* Written request *
The listing below must be repeated word for word, with its images excluded.
* BEGIN Entries *
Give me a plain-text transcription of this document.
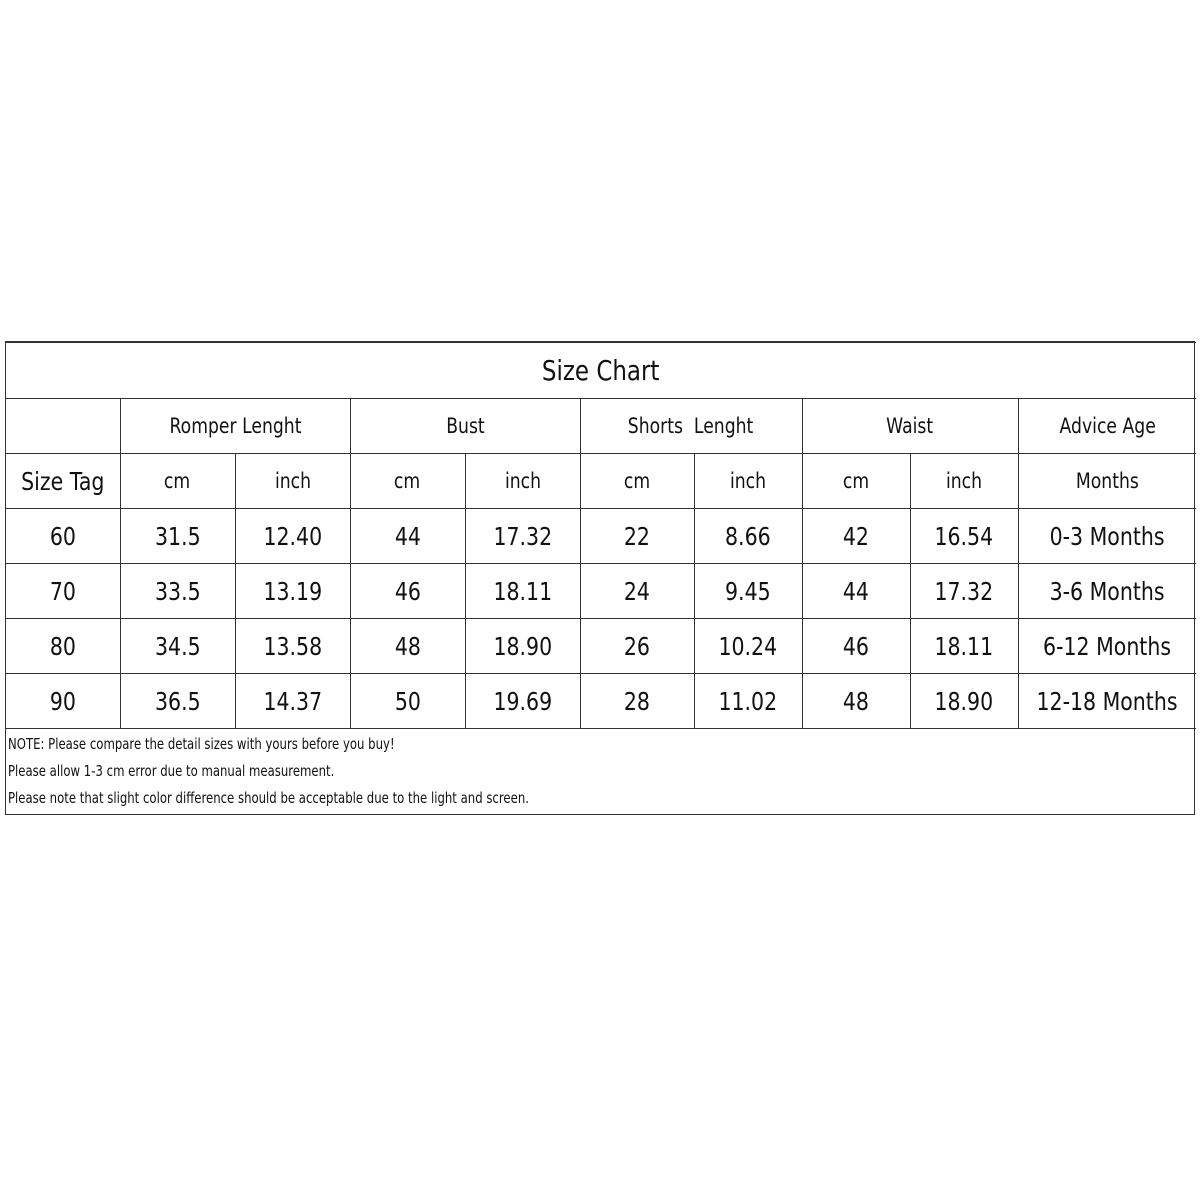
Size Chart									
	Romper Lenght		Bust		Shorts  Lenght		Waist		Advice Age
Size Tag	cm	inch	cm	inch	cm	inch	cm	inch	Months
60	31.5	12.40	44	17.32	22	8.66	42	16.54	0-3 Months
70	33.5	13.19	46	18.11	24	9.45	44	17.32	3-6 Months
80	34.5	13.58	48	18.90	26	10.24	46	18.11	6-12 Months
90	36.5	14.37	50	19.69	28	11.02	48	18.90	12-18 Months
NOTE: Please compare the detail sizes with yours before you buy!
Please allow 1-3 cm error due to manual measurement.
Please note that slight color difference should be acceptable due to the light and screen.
* END Entries *
* Written solution *
Give me a plain-text transcription of this document.
Size Chart									
	Romper Lenght		Bust		Shorts  Lenght		Waist		Advice Age
Size Tag	cm	inch	cm	inch	cm	inch	cm	inch	Months
60	31.5	12.40	44	17.32	22	8.66	42	16.54	0-3 Months
70	33.5	13.19	46	18.11	24	9.45	44	17.32	3-6 Months
80	34.5	13.58	48	18.90	26	10.24	46	18.11	6-12 Months
90	36.5	14.37	50	19.69	28	11.02	48	18.90	12-18 Months
NOTE: Please compare the detail sizes with yours before you buy!
Please allow 1-3 cm error due to manual measurement.
Please note that slight color difference should be acceptable due to the light and screen.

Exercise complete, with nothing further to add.